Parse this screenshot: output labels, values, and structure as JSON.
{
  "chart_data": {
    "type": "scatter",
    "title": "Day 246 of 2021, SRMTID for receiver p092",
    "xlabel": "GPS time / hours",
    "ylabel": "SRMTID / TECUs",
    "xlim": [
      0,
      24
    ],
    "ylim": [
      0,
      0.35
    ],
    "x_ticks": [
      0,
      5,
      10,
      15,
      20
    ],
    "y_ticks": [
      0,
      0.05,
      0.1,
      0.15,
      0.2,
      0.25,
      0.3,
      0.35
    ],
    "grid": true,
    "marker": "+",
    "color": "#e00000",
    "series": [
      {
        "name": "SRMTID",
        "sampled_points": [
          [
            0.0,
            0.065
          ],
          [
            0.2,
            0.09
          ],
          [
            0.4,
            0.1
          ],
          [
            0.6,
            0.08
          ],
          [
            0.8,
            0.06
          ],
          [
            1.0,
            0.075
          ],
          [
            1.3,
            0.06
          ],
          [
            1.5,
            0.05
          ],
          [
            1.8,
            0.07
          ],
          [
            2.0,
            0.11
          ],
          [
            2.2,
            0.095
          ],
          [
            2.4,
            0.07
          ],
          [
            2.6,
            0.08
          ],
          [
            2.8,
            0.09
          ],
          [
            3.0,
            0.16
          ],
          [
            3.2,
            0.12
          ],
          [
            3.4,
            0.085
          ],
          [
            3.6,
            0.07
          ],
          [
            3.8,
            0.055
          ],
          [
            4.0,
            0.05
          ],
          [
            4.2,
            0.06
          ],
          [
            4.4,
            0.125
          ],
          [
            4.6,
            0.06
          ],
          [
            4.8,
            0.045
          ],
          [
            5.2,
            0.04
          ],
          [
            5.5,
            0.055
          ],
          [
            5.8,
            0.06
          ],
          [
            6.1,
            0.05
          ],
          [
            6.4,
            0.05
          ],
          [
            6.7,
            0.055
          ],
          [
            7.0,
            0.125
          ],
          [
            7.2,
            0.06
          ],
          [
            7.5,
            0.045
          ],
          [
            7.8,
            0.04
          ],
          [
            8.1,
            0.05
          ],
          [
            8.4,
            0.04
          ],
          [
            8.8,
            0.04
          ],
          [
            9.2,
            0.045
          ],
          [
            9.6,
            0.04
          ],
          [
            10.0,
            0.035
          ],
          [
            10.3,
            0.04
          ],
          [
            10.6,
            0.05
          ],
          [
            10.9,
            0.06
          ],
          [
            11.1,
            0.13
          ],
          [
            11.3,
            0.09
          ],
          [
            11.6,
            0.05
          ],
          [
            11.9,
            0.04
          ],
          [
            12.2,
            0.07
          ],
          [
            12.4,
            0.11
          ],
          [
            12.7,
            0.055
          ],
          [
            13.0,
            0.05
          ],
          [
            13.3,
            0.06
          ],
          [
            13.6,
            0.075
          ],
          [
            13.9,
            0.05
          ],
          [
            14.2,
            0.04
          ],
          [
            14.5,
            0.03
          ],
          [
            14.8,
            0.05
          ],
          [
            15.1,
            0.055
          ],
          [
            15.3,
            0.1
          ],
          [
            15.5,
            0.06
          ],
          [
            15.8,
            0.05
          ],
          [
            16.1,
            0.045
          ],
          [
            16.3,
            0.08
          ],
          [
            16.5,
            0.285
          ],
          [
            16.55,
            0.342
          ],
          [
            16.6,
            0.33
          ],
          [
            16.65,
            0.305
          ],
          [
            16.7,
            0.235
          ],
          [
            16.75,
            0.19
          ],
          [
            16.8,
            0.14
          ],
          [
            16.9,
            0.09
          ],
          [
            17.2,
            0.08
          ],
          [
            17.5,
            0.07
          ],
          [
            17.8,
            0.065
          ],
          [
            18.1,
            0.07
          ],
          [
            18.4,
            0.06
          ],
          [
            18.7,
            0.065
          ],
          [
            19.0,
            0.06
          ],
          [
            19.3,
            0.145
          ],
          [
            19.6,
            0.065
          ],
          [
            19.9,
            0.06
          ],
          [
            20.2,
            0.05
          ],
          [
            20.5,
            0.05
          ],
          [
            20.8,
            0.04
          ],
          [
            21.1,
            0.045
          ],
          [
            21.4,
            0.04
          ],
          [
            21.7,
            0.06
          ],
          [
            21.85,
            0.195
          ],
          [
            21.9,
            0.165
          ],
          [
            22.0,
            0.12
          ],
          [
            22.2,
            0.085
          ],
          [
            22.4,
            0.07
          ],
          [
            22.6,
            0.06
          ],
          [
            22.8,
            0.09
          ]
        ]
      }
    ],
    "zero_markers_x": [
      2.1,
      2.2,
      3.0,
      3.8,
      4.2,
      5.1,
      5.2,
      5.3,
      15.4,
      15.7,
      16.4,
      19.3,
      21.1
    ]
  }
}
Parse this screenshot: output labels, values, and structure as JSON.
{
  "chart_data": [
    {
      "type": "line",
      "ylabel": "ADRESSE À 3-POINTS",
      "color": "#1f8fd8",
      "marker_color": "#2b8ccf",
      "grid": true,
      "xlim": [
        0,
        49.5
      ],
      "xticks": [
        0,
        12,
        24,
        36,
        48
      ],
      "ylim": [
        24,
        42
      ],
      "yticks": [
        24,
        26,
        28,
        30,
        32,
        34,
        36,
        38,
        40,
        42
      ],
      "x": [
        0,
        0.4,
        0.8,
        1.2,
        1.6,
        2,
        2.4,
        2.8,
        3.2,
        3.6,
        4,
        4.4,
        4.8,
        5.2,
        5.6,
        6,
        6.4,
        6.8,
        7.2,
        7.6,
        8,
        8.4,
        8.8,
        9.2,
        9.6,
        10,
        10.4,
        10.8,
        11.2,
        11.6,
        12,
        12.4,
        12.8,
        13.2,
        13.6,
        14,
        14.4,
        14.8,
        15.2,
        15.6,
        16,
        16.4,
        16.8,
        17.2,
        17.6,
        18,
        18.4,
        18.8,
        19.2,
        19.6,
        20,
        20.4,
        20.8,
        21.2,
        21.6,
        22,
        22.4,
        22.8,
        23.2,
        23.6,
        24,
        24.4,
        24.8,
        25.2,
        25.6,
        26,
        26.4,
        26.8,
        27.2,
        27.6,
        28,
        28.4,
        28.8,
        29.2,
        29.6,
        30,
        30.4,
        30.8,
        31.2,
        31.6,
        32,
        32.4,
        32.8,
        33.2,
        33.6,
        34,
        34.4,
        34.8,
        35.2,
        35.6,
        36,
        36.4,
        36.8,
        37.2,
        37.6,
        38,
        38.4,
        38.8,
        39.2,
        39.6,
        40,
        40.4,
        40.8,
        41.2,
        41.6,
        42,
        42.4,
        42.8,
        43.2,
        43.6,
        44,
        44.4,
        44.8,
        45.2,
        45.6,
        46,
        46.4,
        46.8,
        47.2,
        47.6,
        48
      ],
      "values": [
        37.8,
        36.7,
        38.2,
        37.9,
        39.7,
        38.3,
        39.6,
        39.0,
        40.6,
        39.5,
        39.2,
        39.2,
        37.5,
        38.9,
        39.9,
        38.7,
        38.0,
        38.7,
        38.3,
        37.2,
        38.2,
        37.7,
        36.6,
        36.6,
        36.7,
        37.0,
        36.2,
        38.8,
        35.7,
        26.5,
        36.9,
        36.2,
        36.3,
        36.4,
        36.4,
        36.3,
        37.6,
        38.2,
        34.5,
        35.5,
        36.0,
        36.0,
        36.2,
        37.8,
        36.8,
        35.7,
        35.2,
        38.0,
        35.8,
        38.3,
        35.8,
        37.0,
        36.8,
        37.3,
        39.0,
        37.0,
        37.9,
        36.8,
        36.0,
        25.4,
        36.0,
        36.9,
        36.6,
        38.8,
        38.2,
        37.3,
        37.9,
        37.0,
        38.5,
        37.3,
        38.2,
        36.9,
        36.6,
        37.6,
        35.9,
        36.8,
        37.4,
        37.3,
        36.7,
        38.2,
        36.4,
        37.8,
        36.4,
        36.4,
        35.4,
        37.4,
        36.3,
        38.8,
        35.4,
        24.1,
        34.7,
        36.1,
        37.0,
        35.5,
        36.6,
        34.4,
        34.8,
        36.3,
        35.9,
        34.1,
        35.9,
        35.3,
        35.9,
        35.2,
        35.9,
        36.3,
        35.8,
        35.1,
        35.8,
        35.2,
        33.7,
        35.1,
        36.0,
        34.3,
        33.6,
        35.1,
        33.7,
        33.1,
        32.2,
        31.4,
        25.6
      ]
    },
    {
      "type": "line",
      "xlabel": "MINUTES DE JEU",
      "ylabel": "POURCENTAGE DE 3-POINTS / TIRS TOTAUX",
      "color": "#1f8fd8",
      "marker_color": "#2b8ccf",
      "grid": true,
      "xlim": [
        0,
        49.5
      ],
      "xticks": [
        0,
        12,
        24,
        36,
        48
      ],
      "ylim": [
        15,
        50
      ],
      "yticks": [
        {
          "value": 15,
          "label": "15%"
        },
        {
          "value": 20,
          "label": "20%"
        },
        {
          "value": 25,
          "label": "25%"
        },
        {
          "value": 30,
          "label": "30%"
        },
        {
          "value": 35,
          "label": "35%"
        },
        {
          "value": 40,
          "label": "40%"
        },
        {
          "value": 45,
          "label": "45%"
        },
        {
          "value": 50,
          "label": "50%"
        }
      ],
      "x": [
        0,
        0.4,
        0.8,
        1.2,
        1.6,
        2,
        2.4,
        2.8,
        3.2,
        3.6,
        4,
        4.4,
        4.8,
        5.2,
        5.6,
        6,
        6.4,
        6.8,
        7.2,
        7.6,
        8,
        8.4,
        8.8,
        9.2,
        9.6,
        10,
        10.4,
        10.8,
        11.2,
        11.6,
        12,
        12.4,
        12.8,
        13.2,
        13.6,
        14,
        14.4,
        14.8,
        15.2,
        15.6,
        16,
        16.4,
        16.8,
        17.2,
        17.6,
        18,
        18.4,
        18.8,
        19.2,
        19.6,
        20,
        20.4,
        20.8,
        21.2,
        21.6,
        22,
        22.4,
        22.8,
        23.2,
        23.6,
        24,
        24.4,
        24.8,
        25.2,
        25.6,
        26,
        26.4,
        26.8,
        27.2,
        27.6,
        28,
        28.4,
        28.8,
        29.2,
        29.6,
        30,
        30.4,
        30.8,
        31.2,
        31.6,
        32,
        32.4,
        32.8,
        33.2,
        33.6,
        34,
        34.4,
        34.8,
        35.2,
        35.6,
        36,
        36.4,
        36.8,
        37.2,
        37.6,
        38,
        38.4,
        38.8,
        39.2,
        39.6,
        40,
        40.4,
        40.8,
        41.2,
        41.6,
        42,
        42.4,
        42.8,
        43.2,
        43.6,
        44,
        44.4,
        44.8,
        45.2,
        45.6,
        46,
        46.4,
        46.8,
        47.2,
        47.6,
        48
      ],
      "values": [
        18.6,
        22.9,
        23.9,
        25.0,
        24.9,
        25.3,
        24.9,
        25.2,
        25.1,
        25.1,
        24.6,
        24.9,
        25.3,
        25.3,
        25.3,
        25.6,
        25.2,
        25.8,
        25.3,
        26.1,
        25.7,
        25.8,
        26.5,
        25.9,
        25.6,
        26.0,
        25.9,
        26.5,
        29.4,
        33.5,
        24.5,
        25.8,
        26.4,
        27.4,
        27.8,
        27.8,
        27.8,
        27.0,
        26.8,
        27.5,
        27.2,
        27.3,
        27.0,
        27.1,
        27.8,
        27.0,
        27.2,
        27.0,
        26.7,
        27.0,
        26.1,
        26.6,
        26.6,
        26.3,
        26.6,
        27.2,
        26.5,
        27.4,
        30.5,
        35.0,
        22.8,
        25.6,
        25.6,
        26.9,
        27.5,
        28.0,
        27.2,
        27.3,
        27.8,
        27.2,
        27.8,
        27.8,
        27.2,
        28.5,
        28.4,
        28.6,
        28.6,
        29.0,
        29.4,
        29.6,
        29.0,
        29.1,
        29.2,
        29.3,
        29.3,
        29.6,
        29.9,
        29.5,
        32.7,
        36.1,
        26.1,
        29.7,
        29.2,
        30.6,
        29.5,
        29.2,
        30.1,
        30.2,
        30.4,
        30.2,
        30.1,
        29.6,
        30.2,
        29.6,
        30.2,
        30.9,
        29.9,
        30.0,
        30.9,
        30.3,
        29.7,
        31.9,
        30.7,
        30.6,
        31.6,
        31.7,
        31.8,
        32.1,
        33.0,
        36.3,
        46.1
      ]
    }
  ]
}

=====

» EXERCISE DIRECTIONS:
Pick out the lines containing the string "xlabel".

» PROBLEM SOLUTION:
    "xlabel": "GPS time / hours",
      "xlabel": "MINUTES DE JEU",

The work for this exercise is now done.